Find the lines holding "Panel" and copy them.

▸ **Provided data**:
►
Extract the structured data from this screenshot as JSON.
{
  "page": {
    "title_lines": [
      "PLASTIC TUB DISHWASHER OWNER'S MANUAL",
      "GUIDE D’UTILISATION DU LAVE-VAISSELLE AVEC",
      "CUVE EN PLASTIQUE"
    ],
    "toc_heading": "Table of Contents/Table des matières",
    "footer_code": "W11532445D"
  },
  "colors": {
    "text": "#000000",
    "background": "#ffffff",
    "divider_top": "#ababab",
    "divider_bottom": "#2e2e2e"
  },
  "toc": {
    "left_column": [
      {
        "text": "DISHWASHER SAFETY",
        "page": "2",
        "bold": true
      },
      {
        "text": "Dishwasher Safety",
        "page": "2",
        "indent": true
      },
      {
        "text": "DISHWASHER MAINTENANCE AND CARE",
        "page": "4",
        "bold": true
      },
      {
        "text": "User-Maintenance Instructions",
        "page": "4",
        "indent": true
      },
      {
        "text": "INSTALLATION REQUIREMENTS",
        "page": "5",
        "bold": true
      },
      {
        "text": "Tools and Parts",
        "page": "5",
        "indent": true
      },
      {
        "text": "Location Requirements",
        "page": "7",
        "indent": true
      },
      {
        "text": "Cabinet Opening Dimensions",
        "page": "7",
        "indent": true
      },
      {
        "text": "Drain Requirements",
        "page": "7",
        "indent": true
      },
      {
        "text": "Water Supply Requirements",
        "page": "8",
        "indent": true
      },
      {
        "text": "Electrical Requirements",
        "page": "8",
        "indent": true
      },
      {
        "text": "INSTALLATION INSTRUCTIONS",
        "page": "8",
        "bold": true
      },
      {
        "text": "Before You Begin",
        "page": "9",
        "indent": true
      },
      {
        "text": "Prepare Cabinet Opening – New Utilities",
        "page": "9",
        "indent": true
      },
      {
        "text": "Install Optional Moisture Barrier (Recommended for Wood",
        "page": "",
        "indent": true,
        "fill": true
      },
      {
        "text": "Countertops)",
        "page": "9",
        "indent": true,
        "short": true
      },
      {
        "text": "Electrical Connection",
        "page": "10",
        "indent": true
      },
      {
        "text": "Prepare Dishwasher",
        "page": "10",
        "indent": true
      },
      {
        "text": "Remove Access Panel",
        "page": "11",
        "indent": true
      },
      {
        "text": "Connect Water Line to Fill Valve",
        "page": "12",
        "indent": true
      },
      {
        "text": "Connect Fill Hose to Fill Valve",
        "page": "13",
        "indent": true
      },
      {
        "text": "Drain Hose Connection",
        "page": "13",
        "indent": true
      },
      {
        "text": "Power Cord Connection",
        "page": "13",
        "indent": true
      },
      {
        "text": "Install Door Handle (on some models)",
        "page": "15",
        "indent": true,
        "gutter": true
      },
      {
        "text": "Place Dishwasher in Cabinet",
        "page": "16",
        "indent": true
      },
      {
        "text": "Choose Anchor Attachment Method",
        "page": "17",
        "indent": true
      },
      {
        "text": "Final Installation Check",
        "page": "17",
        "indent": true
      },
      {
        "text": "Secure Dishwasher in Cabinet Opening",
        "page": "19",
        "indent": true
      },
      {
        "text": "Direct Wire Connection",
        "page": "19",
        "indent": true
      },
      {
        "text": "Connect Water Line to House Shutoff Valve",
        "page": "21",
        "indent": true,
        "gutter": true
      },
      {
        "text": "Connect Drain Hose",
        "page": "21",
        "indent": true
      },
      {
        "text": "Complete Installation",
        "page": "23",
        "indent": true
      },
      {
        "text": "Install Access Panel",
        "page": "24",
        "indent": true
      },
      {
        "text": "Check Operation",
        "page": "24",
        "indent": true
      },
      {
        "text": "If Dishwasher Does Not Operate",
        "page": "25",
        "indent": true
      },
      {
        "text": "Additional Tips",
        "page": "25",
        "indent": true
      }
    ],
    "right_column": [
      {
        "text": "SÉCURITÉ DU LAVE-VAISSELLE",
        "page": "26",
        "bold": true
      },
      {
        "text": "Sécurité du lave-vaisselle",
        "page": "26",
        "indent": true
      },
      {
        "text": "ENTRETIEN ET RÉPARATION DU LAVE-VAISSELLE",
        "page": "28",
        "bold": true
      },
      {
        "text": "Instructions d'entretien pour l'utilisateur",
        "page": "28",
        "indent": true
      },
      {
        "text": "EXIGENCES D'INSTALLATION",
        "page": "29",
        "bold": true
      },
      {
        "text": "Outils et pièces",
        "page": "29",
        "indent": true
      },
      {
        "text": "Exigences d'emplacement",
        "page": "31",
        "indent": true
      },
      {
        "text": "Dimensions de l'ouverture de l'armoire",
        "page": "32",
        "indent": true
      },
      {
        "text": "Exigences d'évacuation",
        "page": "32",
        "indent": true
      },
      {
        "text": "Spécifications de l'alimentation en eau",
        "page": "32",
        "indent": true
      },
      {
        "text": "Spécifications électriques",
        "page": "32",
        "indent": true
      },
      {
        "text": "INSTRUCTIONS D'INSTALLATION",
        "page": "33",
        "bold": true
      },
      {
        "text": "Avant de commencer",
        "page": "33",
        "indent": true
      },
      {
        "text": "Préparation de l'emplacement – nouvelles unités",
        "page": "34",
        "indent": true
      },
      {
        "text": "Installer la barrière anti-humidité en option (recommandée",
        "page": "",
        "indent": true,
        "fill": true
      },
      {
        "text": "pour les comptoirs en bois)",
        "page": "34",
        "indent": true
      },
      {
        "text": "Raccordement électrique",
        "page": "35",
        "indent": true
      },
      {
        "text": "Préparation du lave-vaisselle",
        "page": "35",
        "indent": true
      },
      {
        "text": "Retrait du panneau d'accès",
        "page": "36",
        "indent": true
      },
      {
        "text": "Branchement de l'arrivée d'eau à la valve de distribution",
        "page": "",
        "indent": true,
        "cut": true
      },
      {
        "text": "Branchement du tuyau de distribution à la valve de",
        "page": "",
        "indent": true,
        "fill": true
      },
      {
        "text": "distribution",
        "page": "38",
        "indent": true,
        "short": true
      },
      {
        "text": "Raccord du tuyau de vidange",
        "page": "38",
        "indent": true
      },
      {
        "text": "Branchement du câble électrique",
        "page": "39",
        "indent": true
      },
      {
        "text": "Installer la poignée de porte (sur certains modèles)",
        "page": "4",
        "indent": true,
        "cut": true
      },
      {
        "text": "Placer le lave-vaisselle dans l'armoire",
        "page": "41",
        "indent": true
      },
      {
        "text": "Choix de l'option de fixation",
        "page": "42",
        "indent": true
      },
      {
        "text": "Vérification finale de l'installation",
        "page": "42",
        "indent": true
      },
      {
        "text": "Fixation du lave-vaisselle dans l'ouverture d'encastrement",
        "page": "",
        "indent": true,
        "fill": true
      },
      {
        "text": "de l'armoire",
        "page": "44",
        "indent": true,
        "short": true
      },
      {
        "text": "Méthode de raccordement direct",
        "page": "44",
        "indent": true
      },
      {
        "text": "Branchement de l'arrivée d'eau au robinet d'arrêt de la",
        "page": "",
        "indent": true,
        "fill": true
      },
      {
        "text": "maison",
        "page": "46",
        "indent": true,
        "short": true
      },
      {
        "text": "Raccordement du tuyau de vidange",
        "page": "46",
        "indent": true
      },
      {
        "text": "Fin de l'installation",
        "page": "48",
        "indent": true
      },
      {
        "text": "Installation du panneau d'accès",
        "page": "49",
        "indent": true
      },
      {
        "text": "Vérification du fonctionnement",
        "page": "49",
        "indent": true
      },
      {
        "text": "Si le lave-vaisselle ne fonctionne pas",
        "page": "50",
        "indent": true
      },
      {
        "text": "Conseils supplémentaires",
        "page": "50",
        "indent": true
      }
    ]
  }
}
◄
▸ **The result**:
        "text": "Remove Access Panel",
        "text": "Install Access Panel",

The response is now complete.